begin Excerpted passage

Using the skeleton as the framework, the muscles were added one by one on top of the bones; while always checking my references. We used the insert mesh brush to insert a sphere onto the mesh to start a muscle group and then used the move tool to shape each muscle and shift it into place. Once the placement and general shape of the muscle was correct, we would use Dynamesh to connect it to the rest of the model. Once all the muscles were attached, we used the move tool and clay tubes tool to refine the shape of the muscles. As I refined the muscles, there were times when I could tell that there was something not quite right with the skeleton of the creature. When this happened, I would go back and adjust the skeleton in order to fix the problem.
During this process, it was important that the bones of the creature were not lost. There are areas of the creature that have little, if any, muscle covering the skeleton (such as a portion of the ribcage, the hips, etc), so it is important to keep these areas looking like bone rather than allowing them to fade away into the surrounding muscles.
Skin & Fur
The next step in the process was to add the fat, skin, wrinkles, and fur. I duplicated the current model and filled in the holes between the muscles and carefully softened and blurred the divisions between the muscle groups and removed brush strokes. This gives the illusion of fat on the animal; however, it is important not to completely lose the definition of the muscles beneath the skin. Once the general smoothing and refining of the model was complete, we began adding the wrinkles and skin folds. Wrinkles occur in areas that need additional skin to allow for movement such as joints (elbows, around the neck, etc). While looking at my reference, I carefully added the wrinkles; making sure they were not too even or symmetrical so that they would look natural.
Next, I blocked out where I wanted to place the fur by duplicating my model and pulling the geometry through the original model using the move brush and the snake hook brush. Checking the silhouette often, I continued to refine the fur volumes until I was happy with the general shape. Working in smaller clumps, I made several strokes with the clay tubes brush to show the direction of the fur. The trick was to create the illusion of fur without actually sculpting out each individual strand.

end Excerpted passage

_Parts of the exercise:_
(1) Answer these questions about the passage on sculpting the creature.
(a) What brush was used to insert a sphere onto the mesh to start a muscle group?
(b) According to the passage, in what areas do wrinkles occur?
(c) Which two brushes were used to pull the duplicated geometry through the original model when blocking out the fur?
(2) Resume the passage on sculpting the creature, starting after its last sentence.
The records that come after this text are separate material.

begin Records provided

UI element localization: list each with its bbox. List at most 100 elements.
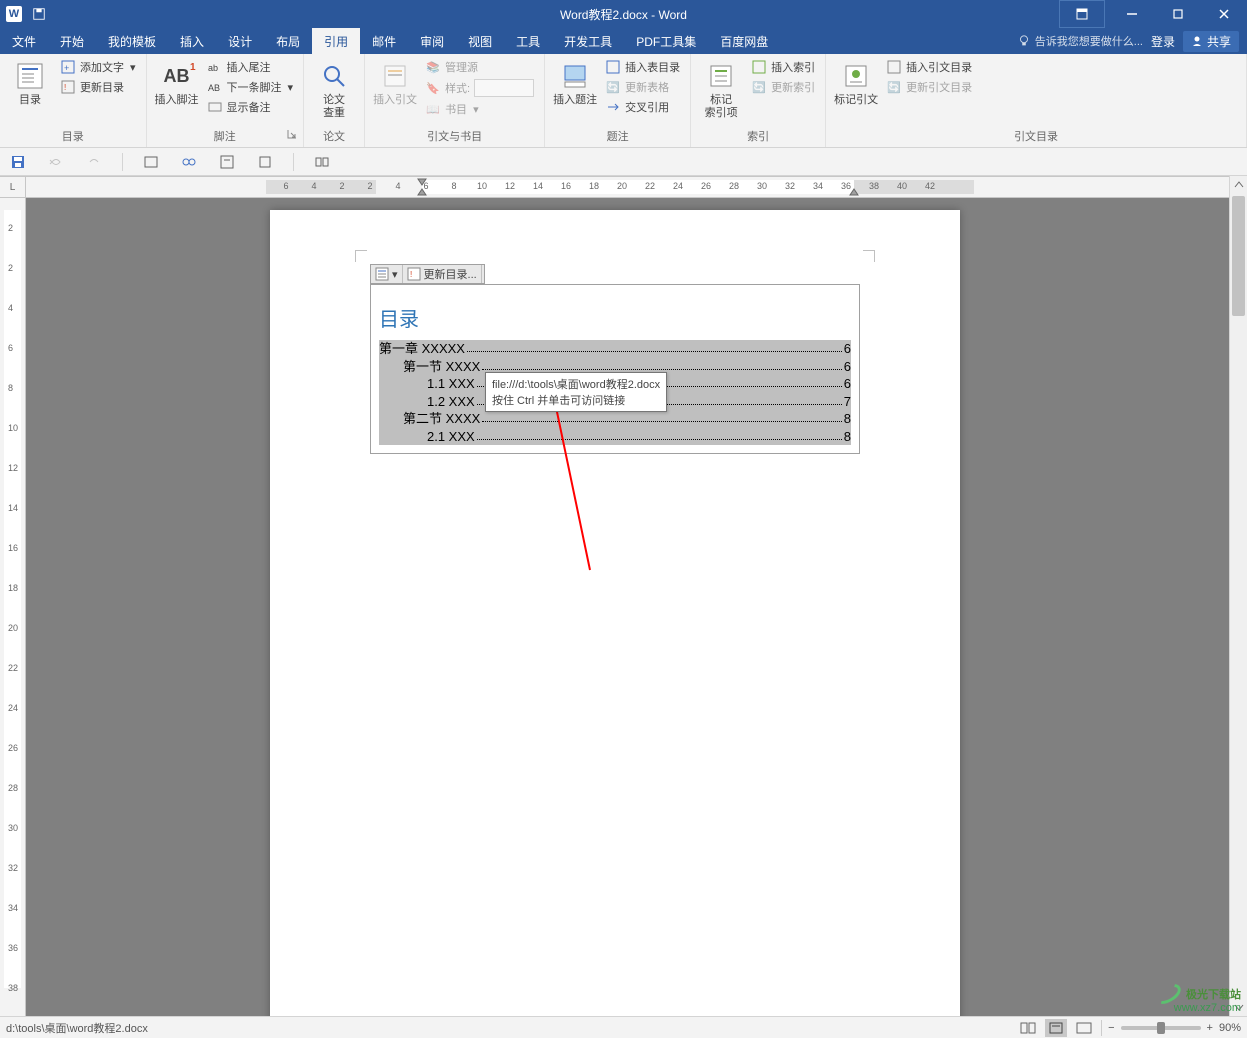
style-select[interactable] [474, 79, 534, 97]
vertical-scrollbar[interactable] [1229, 176, 1247, 1016]
qat-btn-5[interactable] [312, 152, 332, 172]
toc-field[interactable]: ▾ !更新目录... 目录 第一章 XXXXX6第一节 XXXX61.1 XXX… [370, 264, 860, 454]
login-link[interactable]: 登录 [1151, 33, 1175, 50]
tab-review[interactable]: 审阅 [408, 28, 456, 54]
group-citations-label: 引文与书目 [369, 127, 540, 145]
insert-citation-button[interactable]: 插入引文 [371, 58, 419, 109]
close-button[interactable] [1201, 0, 1247, 28]
ribbon-display-options-icon[interactable] [1059, 0, 1105, 28]
tab-layout[interactable]: 布局 [264, 28, 312, 54]
insert-footnote-label: 插入脚注 [155, 94, 199, 107]
ruler-corner[interactable]: L [0, 176, 26, 198]
tab-baidu[interactable]: 百度网盘 [708, 28, 780, 54]
toc-entry[interactable]: 第二节 XXXX8 [379, 410, 851, 428]
tooltip-hint: 按住 Ctrl 并单击可访问链接 [492, 392, 660, 408]
insert-caption-label: 插入题注 [553, 94, 597, 107]
tab-developer[interactable]: 开发工具 [552, 28, 624, 54]
vertical-ruler[interactable]: 22468101214161820222426283032343638 [0, 198, 26, 1016]
scroll-up-icon[interactable] [1230, 176, 1247, 194]
qat-btn-1[interactable] [141, 152, 161, 172]
toc-button[interactable]: 目录 [6, 58, 54, 109]
group-toc-label: 目录 [4, 127, 142, 145]
ribbon-tabs: 文件 开始 我的模板 插入 设计 布局 引用 邮件 审阅 视图 工具 开发工具 … [0, 28, 1247, 54]
insert-table-figures-button[interactable]: 插入表目录 [601, 58, 684, 76]
tell-me-search[interactable]: 告诉我您想要做什么... [1017, 33, 1143, 49]
person-icon [1191, 35, 1203, 47]
qat-btn-4[interactable] [255, 152, 275, 172]
tab-home[interactable]: 开始 [48, 28, 96, 54]
insert-endnote-button[interactable]: ab插入尾注 [203, 58, 298, 76]
tab-design[interactable]: 设计 [216, 28, 264, 54]
toc-field-handle[interactable]: ▾ !更新目录... [370, 264, 485, 284]
add-text-button[interactable]: +添加文字▾ [56, 58, 140, 76]
view-web-layout-button[interactable] [1073, 1019, 1095, 1037]
tab-tools[interactable]: 工具 [504, 28, 552, 54]
citation-style-button[interactable]: 🔖样式: [421, 78, 538, 98]
document-area[interactable]: ▾ !更新目录... 目录 第一章 XXXXX6第一节 XXXX61.1 XXX… [26, 198, 1229, 1016]
show-notes-button[interactable]: 显示备注 [203, 98, 298, 116]
tab-mytemplates[interactable]: 我的模板 [96, 28, 168, 54]
tab-references[interactable]: 引用 [312, 28, 360, 54]
mark-entry-button[interactable]: 标记 索引项 [697, 58, 745, 122]
insert-authorities-button[interactable]: 插入引文目录 [882, 58, 976, 76]
save-button[interactable] [8, 152, 28, 172]
footnotes-launcher-icon[interactable] [287, 129, 297, 139]
update-index-button[interactable]: 🔄更新索引 [747, 78, 819, 96]
tab-insert[interactable]: 插入 [168, 28, 216, 54]
cross-reference-button[interactable]: 交叉引用 [601, 98, 684, 116]
title-bar: W Word教程2.docx - Word [0, 0, 1247, 28]
separator [293, 153, 294, 171]
bibliography-icon: 📖 [425, 101, 441, 117]
toc-entry[interactable]: 第一章 XXXXX6 [379, 340, 851, 358]
insert-caption-button[interactable]: 插入题注 [551, 58, 599, 109]
quick-access-toolbar [0, 148, 1247, 176]
mark-citation-button[interactable]: 标记引文 [832, 58, 880, 109]
thesis-check-button[interactable]: 论文 查重 [310, 58, 358, 122]
style-icon: 🔖 [425, 80, 441, 96]
next-footnote-button[interactable]: AB下一条脚注▾ [203, 78, 298, 96]
scrollbar-thumb[interactable] [1232, 196, 1245, 316]
view-print-layout-button[interactable] [1045, 1019, 1067, 1037]
view-read-mode-button[interactable] [1017, 1019, 1039, 1037]
insert-index-button[interactable]: 插入索引 [747, 58, 819, 76]
next-footnote-icon: AB [207, 79, 223, 95]
group-thesis-label: 论文 [308, 127, 360, 145]
add-text-icon: + [60, 59, 76, 75]
toc-entry-text: 1.2 XXX [427, 393, 475, 411]
toc-update-button[interactable]: !更新目录... [403, 265, 482, 283]
share-button[interactable]: 共享 [1183, 31, 1239, 52]
zoom-slider[interactable] [1121, 1026, 1201, 1030]
update-authorities-button[interactable]: 🔄更新引文目录 [882, 78, 976, 96]
bibliography-button[interactable]: 📖书目▾ [421, 100, 538, 118]
tab-pdf[interactable]: PDF工具集 [624, 28, 708, 54]
redo-button[interactable] [84, 152, 104, 172]
toc-entry[interactable]: 2.1 XXX8 [379, 428, 851, 446]
qat-save-icon[interactable] [32, 7, 46, 21]
manage-sources-icon: 📚 [425, 59, 441, 75]
zoom-out-button[interactable]: − [1108, 1022, 1114, 1034]
undo-button[interactable] [46, 152, 66, 172]
horizontal-ruler[interactable]: 6422468101214161820222426283032343638404… [26, 176, 1229, 198]
insert-footnote-button[interactable]: AB1 插入脚注 [153, 58, 201, 109]
page: ▾ !更新目录... 目录 第一章 XXXXX6第一节 XXXX61.1 XXX… [270, 210, 960, 1016]
update-authorities-icon: 🔄 [886, 79, 902, 95]
tab-view[interactable]: 视图 [456, 28, 504, 54]
ribbon-group-index: 标记 索引项 插入索引 🔄更新索引 索引 [691, 54, 826, 147]
zoom-slider-thumb[interactable] [1157, 1022, 1165, 1034]
update-toc-button[interactable]: !更新目录 [56, 78, 140, 96]
lightbulb-icon [1017, 34, 1031, 48]
manage-sources-button[interactable]: 📚管理源 [421, 58, 538, 76]
tab-mailings[interactable]: 邮件 [360, 28, 408, 54]
update-table-button[interactable]: 🔄更新表格 [601, 78, 684, 96]
tab-file[interactable]: 文件 [0, 28, 48, 54]
minimize-button[interactable] [1109, 0, 1155, 28]
ribbon-group-toc: 目录 +添加文字▾ !更新目录 目录 [0, 54, 147, 147]
margin-corner [355, 250, 367, 262]
zoom-in-button[interactable]: + [1207, 1022, 1213, 1034]
qat-link-icon[interactable] [179, 152, 199, 172]
qat-btn-3[interactable] [217, 152, 237, 172]
maximize-button[interactable] [1155, 0, 1201, 28]
toc-field-menu-icon[interactable]: ▾ [371, 265, 403, 283]
zoom-level[interactable]: 90% [1219, 1022, 1241, 1034]
watermark: 极光下载站 www.xz7.com [1154, 986, 1241, 1014]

end Records provided

_Replies:_
(1)
(a) The insert mesh brush.
(b) In areas that need additional skin to allow for movement, such as joints (elbows, around the neck, etc.).
(c) The move brush and the snake hook brush.

(2)
The fur is roughly blocked out:
Model with completed fur:
The project was rendered in Maya using the Arnold renderer. I used ZBrush’s Transpose Master to create a simple pose for my Nyala and added it to a Maya scene with a backdrop. I lit the scene using 3-point lighting and added a few additional lights to illuminate the background and key points of the model. The material I used was meant to look like clay and is an AI Standard Surface material with subsurface scattering enabled to give it a nice glow, especially in thinner areas of the model such as the ears.
The Dragon Project: Using Anatomy of Real Animals to Create Believable Creatures
The next half of the course was focused on a second project: a dragon. What was interesting about this project was that, since they don’t actually exist, we had to use the anatomy of real animals and adapt it to work for the dragon. Not only did we learn how to combine and adapt the anatomy of many different species, but we also learned about the anatomy of birds and bats: specifically the muscles that allow for flight.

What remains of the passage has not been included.